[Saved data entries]

● ● ● ●

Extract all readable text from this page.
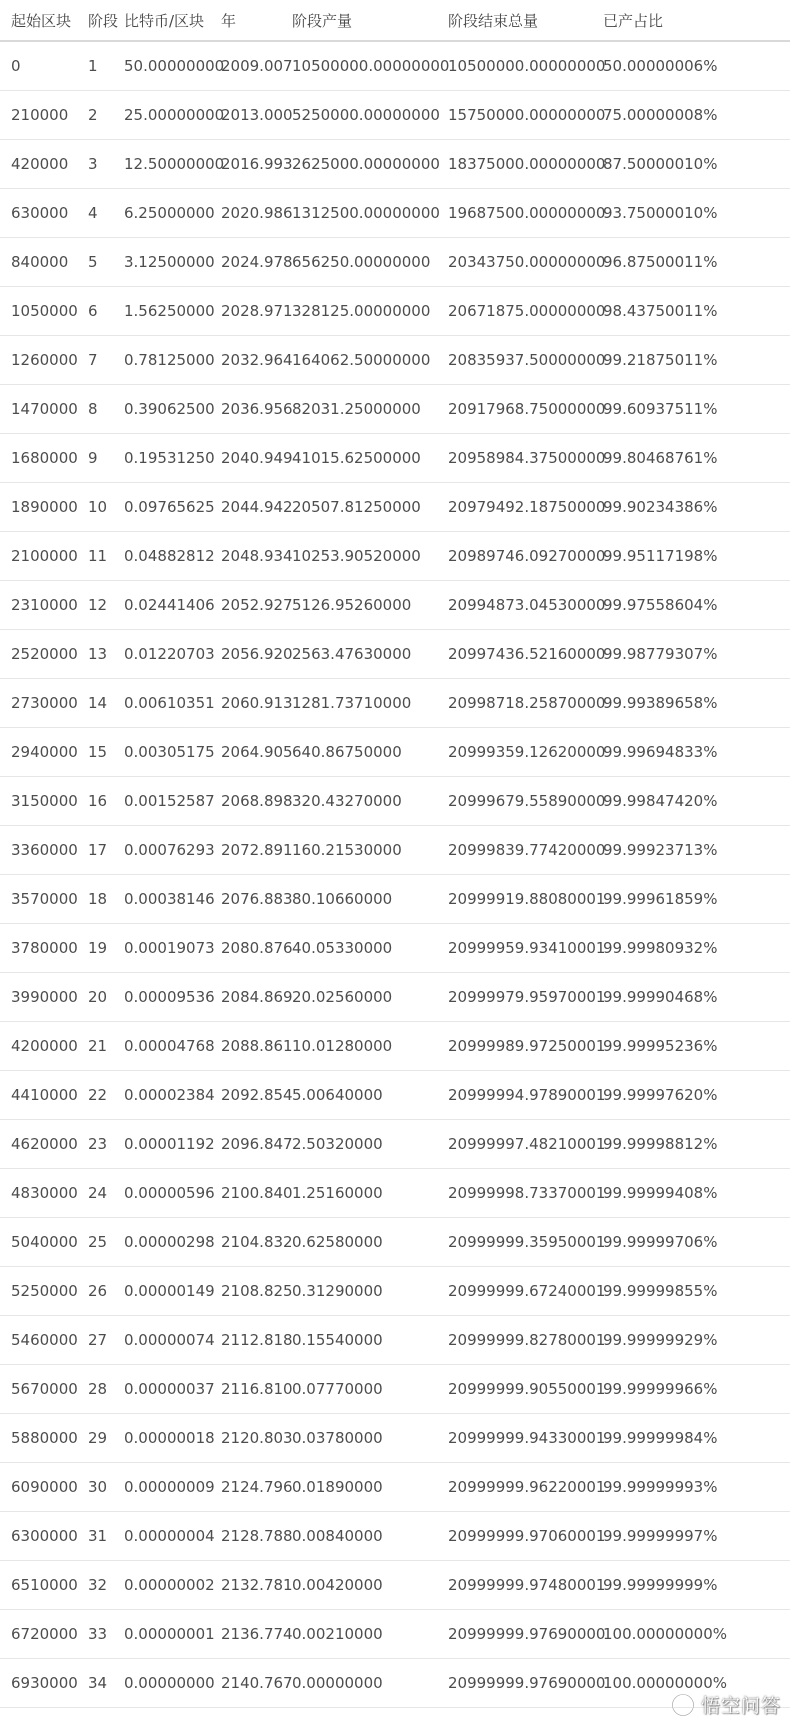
起始区块	阶段	比特币/区块	年	阶段产量	阶段结束总量	已产占比
0	1	50.00000000	2009.007	10500000.00000000	10500000.00000000	50.00000006%
210000	2	25.00000000	2013.000	5250000.00000000	15750000.00000000	75.00000008%
420000	3	12.50000000	2016.993	2625000.00000000	18375000.00000000	87.50000010%
630000	4	6.25000000	2020.986	1312500.00000000	19687500.00000000	93.75000010%
840000	5	3.12500000	2024.978	656250.00000000	20343750.00000000	96.87500011%
1050000	6	1.56250000	2028.971	328125.00000000	20671875.00000000	98.43750011%
1260000	7	0.78125000	2032.964	164062.50000000	20835937.50000000	99.21875011%
1470000	8	0.39062500	2036.956	82031.25000000	20917968.75000000	99.60937511%
1680000	9	0.19531250	2040.949	41015.62500000	20958984.37500000	99.80468761%
1890000	10	0.09765625	2044.942	20507.81250000	20979492.18750000	99.90234386%
2100000	11	0.04882812	2048.934	10253.90520000	20989746.09270000	99.95117198%
2310000	12	0.02441406	2052.927	5126.95260000	20994873.04530000	99.97558604%
2520000	13	0.01220703	2056.920	2563.47630000	20997436.52160000	99.98779307%
2730000	14	0.00610351	2060.913	1281.73710000	20998718.25870000	99.99389658%
2940000	15	0.00305175	2064.905	640.86750000	20999359.12620000	99.99694833%
3150000	16	0.00152587	2068.898	320.43270000	20999679.55890000	99.99847420%
3360000	17	0.00076293	2072.891	160.21530000	20999839.77420000	99.99923713%
3570000	18	0.00038146	2076.883	80.10660000	20999919.88080001	99.99961859%
3780000	19	0.00019073	2080.876	40.05330000	20999959.93410001	99.99980932%
3990000	20	0.00009536	2084.869	20.02560000	20999979.95970001	99.99990468%
4200000	21	0.00004768	2088.861	10.01280000	20999989.97250001	99.99995236%
4410000	22	0.00002384	2092.854	5.00640000	20999994.97890001	99.99997620%
4620000	23	0.00001192	2096.847	2.50320000	20999997.48210001	99.99998812%
4830000	24	0.00000596	2100.840	1.25160000	20999998.73370001	99.99999408%
5040000	25	0.00000298	2104.832	0.62580000	20999999.35950001	99.99999706%
5250000	26	0.00000149	2108.825	0.31290000	20999999.67240001	99.99999855%
5460000	27	0.00000074	2112.818	0.15540000	20999999.82780001	99.99999929%
5670000	28	0.00000037	2116.810	0.07770000	20999999.90550001	99.99999966%
5880000	29	0.00000018	2120.803	0.03780000	20999999.94330001	99.99999984%
6090000	30	0.00000009	2124.796	0.01890000	20999999.96220001	99.99999993%
6300000	31	0.00000004	2128.788	0.00840000	20999999.97060001	99.99999997%
6510000	32	0.00000002	2132.781	0.00420000	20999999.97480001	99.99999999%
6720000	33	0.00000001	2136.774	0.00210000	20999999.97690000	100.00000000%
6930000	34	0.00000000	2140.767	0.00000000	20999999.97690000	100.00000000%
悟空问答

● ● ● ●

● Task requirements
Set down every record once more, word for word, without pictures.

● Final result
Extract all readable text from this page.
起始区块	阶段	比特币/区块	年	阶段产量	阶段结束总量	已产占比
0	1	50.00000000	2009.007	10500000.00000000	10500000.00000000	50.00000006%
210000	2	25.00000000	2013.000	5250000.00000000	15750000.00000000	75.00000008%
420000	3	12.50000000	2016.993	2625000.00000000	18375000.00000000	87.50000010%
630000	4	6.25000000	2020.986	1312500.00000000	19687500.00000000	93.75000010%
840000	5	3.12500000	2024.978	656250.00000000	20343750.00000000	96.87500011%
1050000	6	1.56250000	2028.971	328125.00000000	20671875.00000000	98.43750011%
1260000	7	0.78125000	2032.964	164062.50000000	20835937.50000000	99.21875011%
1470000	8	0.39062500	2036.956	82031.25000000	20917968.75000000	99.60937511%
1680000	9	0.19531250	2040.949	41015.62500000	20958984.37500000	99.80468761%
1890000	10	0.09765625	2044.942	20507.81250000	20979492.18750000	99.90234386%
2100000	11	0.04882812	2048.934	10253.90520000	20989746.09270000	99.95117198%
2310000	12	0.02441406	2052.927	5126.95260000	20994873.04530000	99.97558604%
2520000	13	0.01220703	2056.920	2563.47630000	20997436.52160000	99.98779307%
2730000	14	0.00610351	2060.913	1281.73710000	20998718.25870000	99.99389658%
2940000	15	0.00305175	2064.905	640.86750000	20999359.12620000	99.99694833%
3150000	16	0.00152587	2068.898	320.43270000	20999679.55890000	99.99847420%
3360000	17	0.00076293	2072.891	160.21530000	20999839.77420000	99.99923713%
3570000	18	0.00038146	2076.883	80.10660000	20999919.88080001	99.99961859%
3780000	19	0.00019073	2080.876	40.05330000	20999959.93410001	99.99980932%
3990000	20	0.00009536	2084.869	20.02560000	20999979.95970001	99.99990468%
4200000	21	0.00004768	2088.861	10.01280000	20999989.97250001	99.99995236%
4410000	22	0.00002384	2092.854	5.00640000	20999994.97890001	99.99997620%
4620000	23	0.00001192	2096.847	2.50320000	20999997.48210001	99.99998812%
4830000	24	0.00000596	2100.840	1.25160000	20999998.73370001	99.99999408%
5040000	25	0.00000298	2104.832	0.62580000	20999999.35950001	99.99999706%
5250000	26	0.00000149	2108.825	0.31290000	20999999.67240001	99.99999855%
5460000	27	0.00000074	2112.818	0.15540000	20999999.82780001	99.99999929%
5670000	28	0.00000037	2116.810	0.07770000	20999999.90550001	99.99999966%
5880000	29	0.00000018	2120.803	0.03780000	20999999.94330001	99.99999984%
6090000	30	0.00000009	2124.796	0.01890000	20999999.96220001	99.99999993%
6300000	31	0.00000004	2128.788	0.00840000	20999999.97060001	99.99999997%
6510000	32	0.00000002	2132.781	0.00420000	20999999.97480001	99.99999999%
6720000	33	0.00000001	2136.774	0.00210000	20999999.97690000	100.00000000%
6930000	34	0.00000000	2140.767	0.00000000	20999999.97690000	100.00000000%
悟空问答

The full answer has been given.